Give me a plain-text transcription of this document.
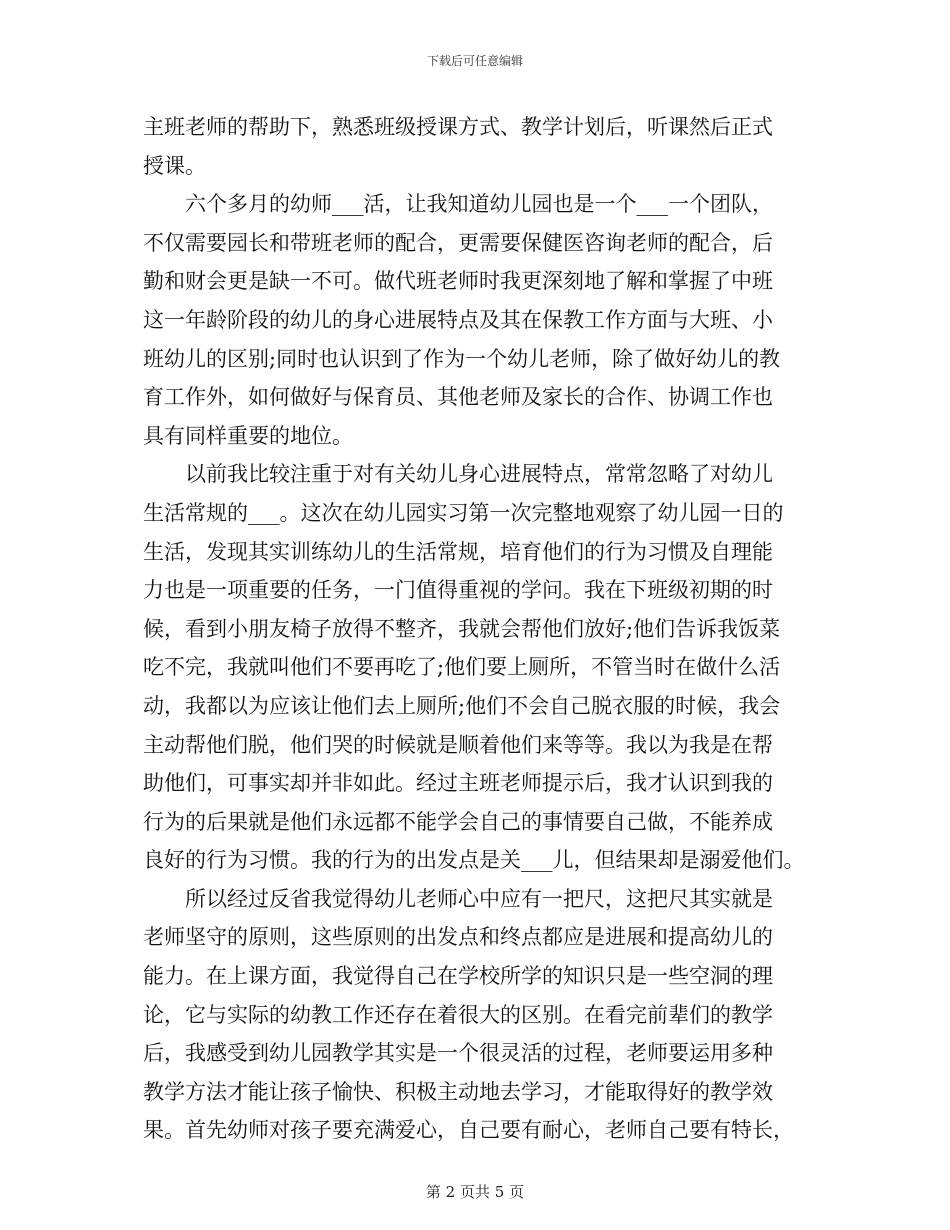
下载后可任意编辑
主班老师的帮助下，熟悉班级授课方式、教学计划后，听课然后正式
授课。
　　六个多月的幼师___活，让我知道幼儿园也是一个___一个团队，
不仅需要园长和带班老师的配合，更需要保健医咨询老师的配合，后
勤和财会更是缺一不可。做代班老师时我更深刻地了解和掌握了中班
这一年龄阶段的幼儿的身心进展特点及其在保教工作方面与大班、小
班幼儿的区别;同时也认识到了作为一个幼儿老师，除了做好幼儿的教
育工作外，如何做好与保育员、其他老师及家长的合作、协调工作也
具有同样重要的地位。
　　以前我比较注重于对有关幼儿身心进展特点，常常忽略了对幼儿
生活常规的___。这次在幼儿园实习第一次完整地观察了幼儿园一日的
生活，发现其实训练幼儿的生活常规，培育他们的行为习惯及自理能
力也是一项重要的任务，一门值得重视的学问。我在下班级初期的时
候，看到小朋友椅子放得不整齐，我就会帮他们放好;他们告诉我饭菜
吃不完，我就叫他们不要再吃了;他们要上厕所，不管当时在做什么活
动，我都以为应该让他们去上厕所;他们不会自己脱衣服的时候，我会
主动帮他们脱，他们哭的时候就是顺着他们来等等。我以为我是在帮
助他们，可事实却并非如此。经过主班老师提示后，我才认识到我的
行为的后果就是他们永远都不能学会自己的事情要自己做，不能养成
良好的行为习惯。我的行为的出发点是关___儿，但结果却是溺爱他们。
　　所以经过反省我觉得幼儿老师心中应有一把尺，这把尺其实就是
老师坚守的原则，这些原则的出发点和终点都应是进展和提高幼儿的
能力。在上课方面，我觉得自己在学校所学的知识只是一些空洞的理
论，它与实际的幼教工作还存在着很大的区别。在看完前辈们的教学
后，我感受到幼儿园教学其实是一个很灵活的过程，老师要运用多种
教学方法才能让孩子愉快、积极主动地去学习，才能取得好的教学效
果。首先幼师对孩子要充满爱心，自己要有耐心，老师自己要有特长，
第 2 页共 5 页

> _PROBLEM TO SOLVE_
Copy every record character for character. Skip the pictures.

> _PROBLEM SOLUTION_
Give me a plain-text transcription of this document.
下载后可任意编辑
主班老师的帮助下，熟悉班级授课方式、教学计划后，听课然后正式
授课。
　　六个多月的幼师___活，让我知道幼儿园也是一个___一个团队，
不仅需要园长和带班老师的配合，更需要保健医咨询老师的配合，后
勤和财会更是缺一不可。做代班老师时我更深刻地了解和掌握了中班
这一年龄阶段的幼儿的身心进展特点及其在保教工作方面与大班、小
班幼儿的区别;同时也认识到了作为一个幼儿老师，除了做好幼儿的教
育工作外，如何做好与保育员、其他老师及家长的合作、协调工作也
具有同样重要的地位。
　　以前我比较注重于对有关幼儿身心进展特点，常常忽略了对幼儿
生活常规的___。这次在幼儿园实习第一次完整地观察了幼儿园一日的
生活，发现其实训练幼儿的生活常规，培育他们的行为习惯及自理能
力也是一项重要的任务，一门值得重视的学问。我在下班级初期的时
候，看到小朋友椅子放得不整齐，我就会帮他们放好;他们告诉我饭菜
吃不完，我就叫他们不要再吃了;他们要上厕所，不管当时在做什么活
动，我都以为应该让他们去上厕所;他们不会自己脱衣服的时候，我会
主动帮他们脱，他们哭的时候就是顺着他们来等等。我以为我是在帮
助他们，可事实却并非如此。经过主班老师提示后，我才认识到我的
行为的后果就是他们永远都不能学会自己的事情要自己做，不能养成
良好的行为习惯。我的行为的出发点是关___儿，但结果却是溺爱他们。
　　所以经过反省我觉得幼儿老师心中应有一把尺，这把尺其实就是
老师坚守的原则，这些原则的出发点和终点都应是进展和提高幼儿的
能力。在上课方面，我觉得自己在学校所学的知识只是一些空洞的理
论，它与实际的幼教工作还存在着很大的区别。在看完前辈们的教学
后，我感受到幼儿园教学其实是一个很灵活的过程，老师要运用多种
教学方法才能让孩子愉快、积极主动地去学习，才能取得好的教学效
果。首先幼师对孩子要充满爱心，自己要有耐心，老师自己要有特长，
第 2 页共 5 页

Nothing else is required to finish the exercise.